◆ **Exercise requirements**:
In this material, which lines include the string "disease"? Show them.

◆ **Dataset excerpts**:
"""
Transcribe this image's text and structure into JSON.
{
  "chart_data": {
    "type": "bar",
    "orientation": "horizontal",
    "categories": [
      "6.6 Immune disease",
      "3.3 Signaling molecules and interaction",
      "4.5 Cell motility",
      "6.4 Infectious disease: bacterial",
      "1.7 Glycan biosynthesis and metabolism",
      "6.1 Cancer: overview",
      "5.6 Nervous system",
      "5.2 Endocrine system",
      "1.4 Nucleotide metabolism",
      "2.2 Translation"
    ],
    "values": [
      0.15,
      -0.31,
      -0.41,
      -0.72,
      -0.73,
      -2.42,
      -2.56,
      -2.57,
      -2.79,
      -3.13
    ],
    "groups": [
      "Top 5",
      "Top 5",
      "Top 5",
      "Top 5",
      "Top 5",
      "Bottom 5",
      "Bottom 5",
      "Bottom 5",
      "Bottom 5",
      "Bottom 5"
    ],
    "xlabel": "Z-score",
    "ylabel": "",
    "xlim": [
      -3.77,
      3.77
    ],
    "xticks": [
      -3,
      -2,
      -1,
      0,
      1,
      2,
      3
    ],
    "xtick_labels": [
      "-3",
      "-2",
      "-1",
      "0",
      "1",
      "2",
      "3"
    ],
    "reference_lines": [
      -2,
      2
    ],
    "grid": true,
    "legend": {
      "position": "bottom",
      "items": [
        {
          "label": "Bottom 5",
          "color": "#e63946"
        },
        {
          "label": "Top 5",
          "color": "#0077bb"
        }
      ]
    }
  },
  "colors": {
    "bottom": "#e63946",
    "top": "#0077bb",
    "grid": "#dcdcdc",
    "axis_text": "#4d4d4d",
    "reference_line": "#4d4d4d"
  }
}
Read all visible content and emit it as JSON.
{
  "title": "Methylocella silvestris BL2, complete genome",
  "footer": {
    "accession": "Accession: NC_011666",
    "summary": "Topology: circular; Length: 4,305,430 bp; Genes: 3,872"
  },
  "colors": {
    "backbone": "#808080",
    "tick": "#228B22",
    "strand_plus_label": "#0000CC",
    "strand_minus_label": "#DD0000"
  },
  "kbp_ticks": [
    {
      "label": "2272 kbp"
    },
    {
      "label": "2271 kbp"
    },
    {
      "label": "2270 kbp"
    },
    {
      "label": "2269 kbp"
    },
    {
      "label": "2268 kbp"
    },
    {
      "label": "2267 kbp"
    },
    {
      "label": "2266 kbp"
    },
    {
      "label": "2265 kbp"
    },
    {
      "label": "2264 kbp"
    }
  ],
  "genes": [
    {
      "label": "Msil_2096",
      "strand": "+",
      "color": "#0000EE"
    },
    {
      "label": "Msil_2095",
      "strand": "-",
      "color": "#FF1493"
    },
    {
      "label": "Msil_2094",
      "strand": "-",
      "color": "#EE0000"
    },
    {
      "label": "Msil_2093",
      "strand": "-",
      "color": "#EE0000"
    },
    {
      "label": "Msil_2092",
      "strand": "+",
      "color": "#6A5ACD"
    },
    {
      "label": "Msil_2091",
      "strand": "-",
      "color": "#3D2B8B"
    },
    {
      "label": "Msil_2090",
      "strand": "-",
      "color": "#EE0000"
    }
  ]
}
"""
◆ **Answer section**:
      "6.6 Immune disease",
      "6.4 Infectious disease: bacterial",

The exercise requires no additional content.